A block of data
--------

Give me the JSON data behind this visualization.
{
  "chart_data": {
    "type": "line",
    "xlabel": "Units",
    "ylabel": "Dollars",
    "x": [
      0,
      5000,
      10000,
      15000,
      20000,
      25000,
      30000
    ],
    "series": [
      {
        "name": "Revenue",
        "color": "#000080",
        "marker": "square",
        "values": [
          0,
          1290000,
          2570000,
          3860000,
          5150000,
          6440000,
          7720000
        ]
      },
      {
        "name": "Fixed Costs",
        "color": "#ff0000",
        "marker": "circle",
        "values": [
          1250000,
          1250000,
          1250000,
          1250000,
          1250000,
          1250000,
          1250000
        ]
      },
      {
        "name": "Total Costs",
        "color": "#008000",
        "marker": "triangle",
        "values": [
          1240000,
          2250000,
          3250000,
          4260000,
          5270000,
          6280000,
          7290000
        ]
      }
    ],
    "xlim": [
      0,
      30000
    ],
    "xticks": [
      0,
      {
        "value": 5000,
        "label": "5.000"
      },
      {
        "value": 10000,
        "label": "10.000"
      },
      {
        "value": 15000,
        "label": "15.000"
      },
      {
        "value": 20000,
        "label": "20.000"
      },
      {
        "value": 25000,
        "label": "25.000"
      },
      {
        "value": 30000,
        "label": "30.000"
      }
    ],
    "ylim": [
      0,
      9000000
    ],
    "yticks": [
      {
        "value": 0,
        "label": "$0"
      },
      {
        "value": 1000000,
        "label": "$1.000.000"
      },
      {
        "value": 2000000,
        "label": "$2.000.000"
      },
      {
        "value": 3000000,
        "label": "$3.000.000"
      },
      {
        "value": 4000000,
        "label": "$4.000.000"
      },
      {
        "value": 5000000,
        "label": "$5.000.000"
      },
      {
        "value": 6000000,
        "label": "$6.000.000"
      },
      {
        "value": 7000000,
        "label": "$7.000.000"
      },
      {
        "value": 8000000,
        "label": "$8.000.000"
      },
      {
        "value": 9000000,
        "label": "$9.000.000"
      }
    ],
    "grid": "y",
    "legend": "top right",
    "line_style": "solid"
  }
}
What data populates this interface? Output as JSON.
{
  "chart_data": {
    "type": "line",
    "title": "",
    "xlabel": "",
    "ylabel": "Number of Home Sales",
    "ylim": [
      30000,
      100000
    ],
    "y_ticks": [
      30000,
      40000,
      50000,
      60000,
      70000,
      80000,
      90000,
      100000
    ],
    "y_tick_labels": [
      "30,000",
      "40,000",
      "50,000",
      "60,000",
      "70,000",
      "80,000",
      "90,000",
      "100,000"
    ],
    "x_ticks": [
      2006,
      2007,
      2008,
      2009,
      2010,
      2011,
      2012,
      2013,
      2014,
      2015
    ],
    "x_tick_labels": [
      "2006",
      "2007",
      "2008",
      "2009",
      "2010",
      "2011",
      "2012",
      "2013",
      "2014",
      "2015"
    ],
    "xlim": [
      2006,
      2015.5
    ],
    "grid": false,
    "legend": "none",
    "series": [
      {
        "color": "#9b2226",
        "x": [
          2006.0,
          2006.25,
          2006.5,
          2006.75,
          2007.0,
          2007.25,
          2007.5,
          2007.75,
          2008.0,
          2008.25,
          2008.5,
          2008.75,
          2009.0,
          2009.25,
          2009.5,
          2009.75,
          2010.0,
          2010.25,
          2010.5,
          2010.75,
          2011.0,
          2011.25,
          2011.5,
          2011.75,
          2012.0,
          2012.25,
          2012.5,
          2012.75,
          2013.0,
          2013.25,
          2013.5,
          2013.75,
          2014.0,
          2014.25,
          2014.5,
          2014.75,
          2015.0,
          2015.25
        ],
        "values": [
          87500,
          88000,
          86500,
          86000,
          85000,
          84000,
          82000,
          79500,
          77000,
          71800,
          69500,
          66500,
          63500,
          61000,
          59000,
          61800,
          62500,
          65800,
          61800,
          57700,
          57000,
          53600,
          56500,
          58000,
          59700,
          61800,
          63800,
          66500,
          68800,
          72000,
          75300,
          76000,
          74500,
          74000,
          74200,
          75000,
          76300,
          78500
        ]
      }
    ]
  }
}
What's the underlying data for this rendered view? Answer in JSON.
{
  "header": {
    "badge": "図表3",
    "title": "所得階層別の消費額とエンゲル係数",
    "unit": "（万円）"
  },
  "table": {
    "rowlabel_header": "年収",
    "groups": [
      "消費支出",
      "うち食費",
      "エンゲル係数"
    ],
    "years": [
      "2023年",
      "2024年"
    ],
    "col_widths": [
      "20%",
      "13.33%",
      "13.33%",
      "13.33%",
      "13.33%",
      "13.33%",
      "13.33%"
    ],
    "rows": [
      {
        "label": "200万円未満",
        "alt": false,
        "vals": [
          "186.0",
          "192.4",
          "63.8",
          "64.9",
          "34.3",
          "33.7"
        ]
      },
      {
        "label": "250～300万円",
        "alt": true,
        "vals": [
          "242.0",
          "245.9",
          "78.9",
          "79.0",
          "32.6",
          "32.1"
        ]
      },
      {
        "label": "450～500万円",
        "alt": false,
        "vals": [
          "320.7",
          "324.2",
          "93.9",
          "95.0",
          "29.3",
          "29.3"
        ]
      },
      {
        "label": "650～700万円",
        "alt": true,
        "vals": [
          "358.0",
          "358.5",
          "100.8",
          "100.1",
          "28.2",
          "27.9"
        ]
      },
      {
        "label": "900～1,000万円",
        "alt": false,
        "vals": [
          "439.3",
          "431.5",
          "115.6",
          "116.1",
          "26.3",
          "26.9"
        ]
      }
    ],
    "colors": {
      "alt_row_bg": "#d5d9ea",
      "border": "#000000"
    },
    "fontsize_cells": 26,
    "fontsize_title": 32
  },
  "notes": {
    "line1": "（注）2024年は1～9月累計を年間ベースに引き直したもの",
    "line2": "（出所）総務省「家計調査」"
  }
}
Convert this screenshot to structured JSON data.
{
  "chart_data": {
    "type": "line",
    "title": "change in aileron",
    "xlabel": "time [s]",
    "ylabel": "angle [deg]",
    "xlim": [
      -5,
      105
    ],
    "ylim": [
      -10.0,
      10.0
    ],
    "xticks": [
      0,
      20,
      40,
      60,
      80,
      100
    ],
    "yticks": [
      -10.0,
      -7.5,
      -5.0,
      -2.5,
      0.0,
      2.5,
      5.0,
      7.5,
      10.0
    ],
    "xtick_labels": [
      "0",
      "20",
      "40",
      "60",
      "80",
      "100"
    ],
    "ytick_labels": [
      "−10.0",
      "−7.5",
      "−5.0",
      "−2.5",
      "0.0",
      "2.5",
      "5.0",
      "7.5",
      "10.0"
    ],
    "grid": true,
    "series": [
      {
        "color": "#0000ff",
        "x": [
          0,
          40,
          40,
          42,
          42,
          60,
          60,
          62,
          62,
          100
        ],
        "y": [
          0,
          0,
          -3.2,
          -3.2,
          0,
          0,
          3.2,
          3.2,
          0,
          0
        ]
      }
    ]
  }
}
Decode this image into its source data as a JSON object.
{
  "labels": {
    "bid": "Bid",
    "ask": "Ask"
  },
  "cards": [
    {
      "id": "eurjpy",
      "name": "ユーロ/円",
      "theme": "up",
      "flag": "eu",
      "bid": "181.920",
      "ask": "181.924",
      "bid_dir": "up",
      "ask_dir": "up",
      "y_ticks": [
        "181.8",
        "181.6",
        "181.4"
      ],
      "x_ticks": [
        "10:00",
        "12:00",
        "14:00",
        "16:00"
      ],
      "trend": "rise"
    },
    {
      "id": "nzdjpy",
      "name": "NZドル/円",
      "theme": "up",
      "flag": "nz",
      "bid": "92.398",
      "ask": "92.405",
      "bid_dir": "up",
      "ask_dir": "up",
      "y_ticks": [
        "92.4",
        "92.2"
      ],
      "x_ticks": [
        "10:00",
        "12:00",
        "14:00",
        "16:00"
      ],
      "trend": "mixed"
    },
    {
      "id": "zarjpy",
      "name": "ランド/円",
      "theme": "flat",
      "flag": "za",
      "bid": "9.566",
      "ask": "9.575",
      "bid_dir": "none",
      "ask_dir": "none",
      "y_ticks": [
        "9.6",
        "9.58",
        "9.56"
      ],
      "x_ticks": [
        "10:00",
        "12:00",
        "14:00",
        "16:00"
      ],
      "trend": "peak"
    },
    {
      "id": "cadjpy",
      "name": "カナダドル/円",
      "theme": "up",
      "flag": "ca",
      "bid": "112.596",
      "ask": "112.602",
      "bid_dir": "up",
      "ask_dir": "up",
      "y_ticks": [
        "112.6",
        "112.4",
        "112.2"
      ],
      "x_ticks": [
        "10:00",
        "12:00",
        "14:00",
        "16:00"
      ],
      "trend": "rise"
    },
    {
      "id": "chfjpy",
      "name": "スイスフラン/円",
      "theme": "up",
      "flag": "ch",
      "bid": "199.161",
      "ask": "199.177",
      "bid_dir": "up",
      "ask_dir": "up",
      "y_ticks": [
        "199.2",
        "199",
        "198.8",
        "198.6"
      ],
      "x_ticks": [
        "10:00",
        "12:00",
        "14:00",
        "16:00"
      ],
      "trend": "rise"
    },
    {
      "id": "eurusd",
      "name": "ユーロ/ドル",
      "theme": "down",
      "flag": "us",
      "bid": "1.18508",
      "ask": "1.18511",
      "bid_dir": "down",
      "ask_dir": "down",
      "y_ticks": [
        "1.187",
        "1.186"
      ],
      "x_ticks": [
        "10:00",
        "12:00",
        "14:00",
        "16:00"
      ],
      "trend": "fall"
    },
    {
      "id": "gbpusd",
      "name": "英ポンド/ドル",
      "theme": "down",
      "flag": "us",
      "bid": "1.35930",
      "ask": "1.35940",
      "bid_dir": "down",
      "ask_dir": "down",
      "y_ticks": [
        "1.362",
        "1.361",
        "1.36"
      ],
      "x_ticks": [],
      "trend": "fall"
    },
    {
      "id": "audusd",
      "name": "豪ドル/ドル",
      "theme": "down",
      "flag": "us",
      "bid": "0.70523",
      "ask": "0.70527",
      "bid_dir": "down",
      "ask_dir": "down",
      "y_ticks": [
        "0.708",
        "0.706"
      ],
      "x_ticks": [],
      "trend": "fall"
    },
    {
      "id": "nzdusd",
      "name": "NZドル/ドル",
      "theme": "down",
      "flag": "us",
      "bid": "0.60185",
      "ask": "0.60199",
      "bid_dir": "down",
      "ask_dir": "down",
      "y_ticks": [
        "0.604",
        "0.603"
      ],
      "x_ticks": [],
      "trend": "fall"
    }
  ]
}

--------

# Aim
Select the lines from the entries that include the word "none".

# Task response
    "legend": "none",
      "bid_dir": "none",
      "ask_dir": "none",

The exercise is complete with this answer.